__What you are asked to do__:
Set down all of the lines below exactly as they are given.

[Data records for software interfaces]
=== Section Start ===

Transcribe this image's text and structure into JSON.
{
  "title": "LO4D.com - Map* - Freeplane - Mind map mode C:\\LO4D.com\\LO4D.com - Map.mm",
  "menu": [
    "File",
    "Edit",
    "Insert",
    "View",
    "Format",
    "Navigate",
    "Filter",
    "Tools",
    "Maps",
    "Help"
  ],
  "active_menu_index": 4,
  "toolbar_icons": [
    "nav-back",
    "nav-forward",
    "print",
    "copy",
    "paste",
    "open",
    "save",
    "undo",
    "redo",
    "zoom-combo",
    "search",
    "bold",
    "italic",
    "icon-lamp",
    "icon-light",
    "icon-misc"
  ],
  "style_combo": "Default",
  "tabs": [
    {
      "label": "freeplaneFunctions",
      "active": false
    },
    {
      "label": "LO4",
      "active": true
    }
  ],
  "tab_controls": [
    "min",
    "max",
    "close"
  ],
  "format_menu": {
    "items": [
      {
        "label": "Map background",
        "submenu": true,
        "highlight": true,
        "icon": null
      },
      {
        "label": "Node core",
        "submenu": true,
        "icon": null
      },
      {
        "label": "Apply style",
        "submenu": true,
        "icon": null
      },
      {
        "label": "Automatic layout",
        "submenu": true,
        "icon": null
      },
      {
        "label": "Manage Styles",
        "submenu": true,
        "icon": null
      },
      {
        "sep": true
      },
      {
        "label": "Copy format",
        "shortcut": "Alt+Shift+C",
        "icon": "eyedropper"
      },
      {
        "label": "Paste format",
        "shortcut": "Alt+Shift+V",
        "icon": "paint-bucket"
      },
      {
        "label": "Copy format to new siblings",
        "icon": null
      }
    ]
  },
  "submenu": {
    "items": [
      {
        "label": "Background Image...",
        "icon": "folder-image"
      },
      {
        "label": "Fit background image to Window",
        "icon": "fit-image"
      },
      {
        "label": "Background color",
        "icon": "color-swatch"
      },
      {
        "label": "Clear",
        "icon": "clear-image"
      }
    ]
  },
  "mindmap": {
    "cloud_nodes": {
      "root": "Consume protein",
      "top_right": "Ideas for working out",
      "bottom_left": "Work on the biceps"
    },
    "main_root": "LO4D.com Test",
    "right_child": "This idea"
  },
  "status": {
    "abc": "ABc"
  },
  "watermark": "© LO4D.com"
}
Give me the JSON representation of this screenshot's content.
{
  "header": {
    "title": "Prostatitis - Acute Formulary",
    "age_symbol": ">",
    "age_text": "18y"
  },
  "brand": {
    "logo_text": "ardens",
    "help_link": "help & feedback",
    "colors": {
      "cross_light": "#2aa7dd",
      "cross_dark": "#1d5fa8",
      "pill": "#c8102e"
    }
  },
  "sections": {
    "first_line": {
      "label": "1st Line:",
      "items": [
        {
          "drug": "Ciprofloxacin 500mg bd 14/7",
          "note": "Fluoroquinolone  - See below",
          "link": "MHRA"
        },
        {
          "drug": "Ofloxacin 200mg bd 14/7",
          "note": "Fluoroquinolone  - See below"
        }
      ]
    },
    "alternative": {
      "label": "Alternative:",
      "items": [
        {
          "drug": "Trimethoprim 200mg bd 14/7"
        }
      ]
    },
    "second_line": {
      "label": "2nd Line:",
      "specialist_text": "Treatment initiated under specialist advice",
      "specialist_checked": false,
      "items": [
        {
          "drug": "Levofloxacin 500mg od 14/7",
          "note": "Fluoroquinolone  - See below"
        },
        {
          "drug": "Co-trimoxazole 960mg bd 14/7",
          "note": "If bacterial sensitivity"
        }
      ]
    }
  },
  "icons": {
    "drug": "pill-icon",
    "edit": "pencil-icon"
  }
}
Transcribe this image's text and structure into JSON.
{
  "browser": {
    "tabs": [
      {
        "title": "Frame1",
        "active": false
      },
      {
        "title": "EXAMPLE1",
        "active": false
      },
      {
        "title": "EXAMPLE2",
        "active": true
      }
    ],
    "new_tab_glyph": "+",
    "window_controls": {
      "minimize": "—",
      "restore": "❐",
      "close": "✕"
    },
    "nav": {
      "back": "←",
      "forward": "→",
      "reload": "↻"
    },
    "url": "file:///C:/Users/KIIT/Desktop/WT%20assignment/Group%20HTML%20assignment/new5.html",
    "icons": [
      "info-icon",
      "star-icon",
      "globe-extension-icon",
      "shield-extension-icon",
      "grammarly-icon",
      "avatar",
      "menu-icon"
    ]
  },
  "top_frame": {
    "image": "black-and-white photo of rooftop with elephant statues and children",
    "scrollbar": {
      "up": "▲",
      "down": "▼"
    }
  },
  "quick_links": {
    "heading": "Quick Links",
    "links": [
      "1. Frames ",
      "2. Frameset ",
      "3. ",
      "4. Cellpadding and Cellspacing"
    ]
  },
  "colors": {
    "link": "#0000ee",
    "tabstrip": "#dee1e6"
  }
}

=== Section End ===

__Your response__:
Transcribe this image's text and structure into JSON.
{
  "title": "LO4D.com - Map* - Freeplane - Mind map mode C:\\LO4D.com\\LO4D.com - Map.mm",
  "menu": [
    "File",
    "Edit",
    "Insert",
    "View",
    "Format",
    "Navigate",
    "Filter",
    "Tools",
    "Maps",
    "Help"
  ],
  "active_menu_index": 4,
  "toolbar_icons": [
    "nav-back",
    "nav-forward",
    "print",
    "copy",
    "paste",
    "open",
    "save",
    "undo",
    "redo",
    "zoom-combo",
    "search",
    "bold",
    "italic",
    "icon-lamp",
    "icon-light",
    "icon-misc"
  ],
  "style_combo": "Default",
  "tabs": [
    {
      "label": "freeplaneFunctions",
      "active": false
    },
    {
      "label": "LO4",
      "active": true
    }
  ],
  "tab_controls": [
    "min",
    "max",
    "close"
  ],
  "format_menu": {
    "items": [
      {
        "label": "Map background",
        "submenu": true,
        "highlight": true,
        "icon": null
      },
      {
        "label": "Node core",
        "submenu": true,
        "icon": null
      },
      {
        "label": "Apply style",
        "submenu": true,
        "icon": null
      },
      {
        "label": "Automatic layout",
        "submenu": true,
        "icon": null
      },
      {
        "label": "Manage Styles",
        "submenu": true,
        "icon": null
      },
      {
        "sep": true
      },
      {
        "label": "Copy format",
        "shortcut": "Alt+Shift+C",
        "icon": "eyedropper"
      },
      {
        "label": "Paste format",
        "shortcut": "Alt+Shift+V",
        "icon": "paint-bucket"
      },
      {
        "label": "Copy format to new siblings",
        "icon": null
      }
    ]
  },
  "submenu": {
    "items": [
      {
        "label": "Background Image...",
        "icon": "folder-image"
      },
      {
        "label": "Fit background image to Window",
        "icon": "fit-image"
      },
      {
        "label": "Background color",
        "icon": "color-swatch"
      },
      {
        "label": "Clear",
        "icon": "clear-image"
      }
    ]
  },
  "mindmap": {
    "cloud_nodes": {
      "root": "Consume protein",
      "top_right": "Ideas for working out",
      "bottom_left": "Work on the biceps"
    },
    "main_root": "LO4D.com Test",
    "right_child": "This idea"
  },
  "status": {
    "abc": "ABc"
  },
  "watermark": "© LO4D.com"
}
Give me the JSON representation of this screenshot's content.
{
  "header": {
    "title": "Prostatitis - Acute Formulary",
    "age_symbol": ">",
    "age_text": "18y"
  },
  "brand": {
    "logo_text": "ardens",
    "help_link": "help & feedback",
    "colors": {
      "cross_light": "#2aa7dd",
      "cross_dark": "#1d5fa8",
      "pill": "#c8102e"
    }
  },
  "sections": {
    "first_line": {
      "label": "1st Line:",
      "items": [
        {
          "drug": "Ciprofloxacin 500mg bd 14/7",
          "note": "Fluoroquinolone  - See below",
          "link": "MHRA"
        },
        {
          "drug": "Ofloxacin 200mg bd 14/7",
          "note": "Fluoroquinolone  - See below"
        }
      ]
    },
    "alternative": {
      "label": "Alternative:",
      "items": [
        {
          "drug": "Trimethoprim 200mg bd 14/7"
        }
      ]
    },
    "second_line": {
      "label": "2nd Line:",
      "specialist_text": "Treatment initiated under specialist advice",
      "specialist_checked": false,
      "items": [
        {
          "drug": "Levofloxacin 500mg od 14/7",
          "note": "Fluoroquinolone  - See below"
        },
        {
          "drug": "Co-trimoxazole 960mg bd 14/7",
          "note": "If bacterial sensitivity"
        }
      ]
    }
  },
  "icons": {
    "drug": "pill-icon",
    "edit": "pencil-icon"
  }
}
Transcribe this image's text and structure into JSON.
{
  "browser": {
    "tabs": [
      {
        "title": "Frame1",
        "active": false
      },
      {
        "title": "EXAMPLE1",
        "active": false
      },
      {
        "title": "EXAMPLE2",
        "active": true
      }
    ],
    "new_tab_glyph": "+",
    "window_controls": {
      "minimize": "—",
      "restore": "❐",
      "close": "✕"
    },
    "nav": {
      "back": "←",
      "forward": "→",
      "reload": "↻"
    },
    "url": "file:///C:/Users/KIIT/Desktop/WT%20assignment/Group%20HTML%20assignment/new5.html",
    "icons": [
      "info-icon",
      "star-icon",
      "globe-extension-icon",
      "shield-extension-icon",
      "grammarly-icon",
      "avatar",
      "menu-icon"
    ]
  },
  "top_frame": {
    "image": "black-and-white photo of rooftop with elephant statues and children",
    "scrollbar": {
      "up": "▲",
      "down": "▼"
    }
  },
  "quick_links": {
    "heading": "Quick Links",
    "links": [
      "1. Frames ",
      "2. Frameset ",
      "3. ",
      "4. Cellpadding and Cellspacing"
    ]
  },
  "colors": {
    "link": "#0000ee",
    "tabstrip": "#dee1e6"
  }
}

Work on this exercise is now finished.